▶ **WHAT THE TASK REQUIRES**
Spot each line in the records below where the word "JSON" occurs, then copy it.

▶ **TASK DATA**
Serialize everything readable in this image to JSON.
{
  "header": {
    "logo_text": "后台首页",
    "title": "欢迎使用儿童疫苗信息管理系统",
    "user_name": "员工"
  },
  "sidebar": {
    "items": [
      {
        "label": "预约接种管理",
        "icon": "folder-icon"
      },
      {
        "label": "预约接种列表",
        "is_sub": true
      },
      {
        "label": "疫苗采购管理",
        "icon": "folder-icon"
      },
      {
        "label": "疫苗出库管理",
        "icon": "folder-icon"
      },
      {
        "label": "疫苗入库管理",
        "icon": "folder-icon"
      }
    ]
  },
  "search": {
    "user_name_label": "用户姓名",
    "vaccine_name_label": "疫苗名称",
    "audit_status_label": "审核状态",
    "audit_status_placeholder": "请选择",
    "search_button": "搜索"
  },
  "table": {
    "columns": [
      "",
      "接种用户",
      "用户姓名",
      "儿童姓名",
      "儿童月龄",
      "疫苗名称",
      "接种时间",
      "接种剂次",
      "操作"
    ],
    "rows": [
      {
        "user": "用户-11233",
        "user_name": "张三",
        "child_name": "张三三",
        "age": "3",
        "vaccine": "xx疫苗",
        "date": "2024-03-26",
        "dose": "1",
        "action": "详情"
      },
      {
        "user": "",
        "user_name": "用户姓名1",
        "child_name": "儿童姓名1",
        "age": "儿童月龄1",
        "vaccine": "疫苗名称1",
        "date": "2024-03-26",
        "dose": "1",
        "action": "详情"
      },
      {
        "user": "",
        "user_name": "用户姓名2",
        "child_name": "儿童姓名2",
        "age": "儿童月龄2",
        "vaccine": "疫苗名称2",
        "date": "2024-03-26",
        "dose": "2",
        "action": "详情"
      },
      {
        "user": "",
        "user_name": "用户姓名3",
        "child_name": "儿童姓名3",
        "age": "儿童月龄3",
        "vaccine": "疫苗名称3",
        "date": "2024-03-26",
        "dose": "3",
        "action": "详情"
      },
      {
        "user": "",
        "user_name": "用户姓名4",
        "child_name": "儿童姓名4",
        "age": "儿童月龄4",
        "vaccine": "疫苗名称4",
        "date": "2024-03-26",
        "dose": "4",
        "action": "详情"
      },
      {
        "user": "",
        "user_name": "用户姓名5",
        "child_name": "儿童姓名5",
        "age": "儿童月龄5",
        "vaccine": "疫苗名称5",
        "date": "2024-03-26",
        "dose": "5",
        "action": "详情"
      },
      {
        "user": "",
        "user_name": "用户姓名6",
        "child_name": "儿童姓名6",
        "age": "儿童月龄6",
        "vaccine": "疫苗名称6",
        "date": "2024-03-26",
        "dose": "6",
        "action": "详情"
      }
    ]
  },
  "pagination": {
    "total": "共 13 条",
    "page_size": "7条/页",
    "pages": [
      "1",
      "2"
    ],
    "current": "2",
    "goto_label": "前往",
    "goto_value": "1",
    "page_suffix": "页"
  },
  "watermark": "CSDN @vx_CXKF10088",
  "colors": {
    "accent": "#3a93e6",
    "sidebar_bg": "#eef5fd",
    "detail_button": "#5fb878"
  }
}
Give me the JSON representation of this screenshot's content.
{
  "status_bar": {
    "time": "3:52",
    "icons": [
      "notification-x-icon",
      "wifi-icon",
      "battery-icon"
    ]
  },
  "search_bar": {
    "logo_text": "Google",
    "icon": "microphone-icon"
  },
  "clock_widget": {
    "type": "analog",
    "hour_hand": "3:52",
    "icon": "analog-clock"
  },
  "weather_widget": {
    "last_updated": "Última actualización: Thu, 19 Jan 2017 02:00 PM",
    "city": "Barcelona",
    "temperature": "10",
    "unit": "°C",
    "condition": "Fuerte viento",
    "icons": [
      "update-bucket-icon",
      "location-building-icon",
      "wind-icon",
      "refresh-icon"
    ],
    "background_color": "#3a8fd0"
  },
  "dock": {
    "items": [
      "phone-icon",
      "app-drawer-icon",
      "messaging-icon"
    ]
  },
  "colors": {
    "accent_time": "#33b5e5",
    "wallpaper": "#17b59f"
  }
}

▶ **THE REPLY**
Serialize everything readable in this image to JSON.
Give me the JSON representation of this screenshot's content.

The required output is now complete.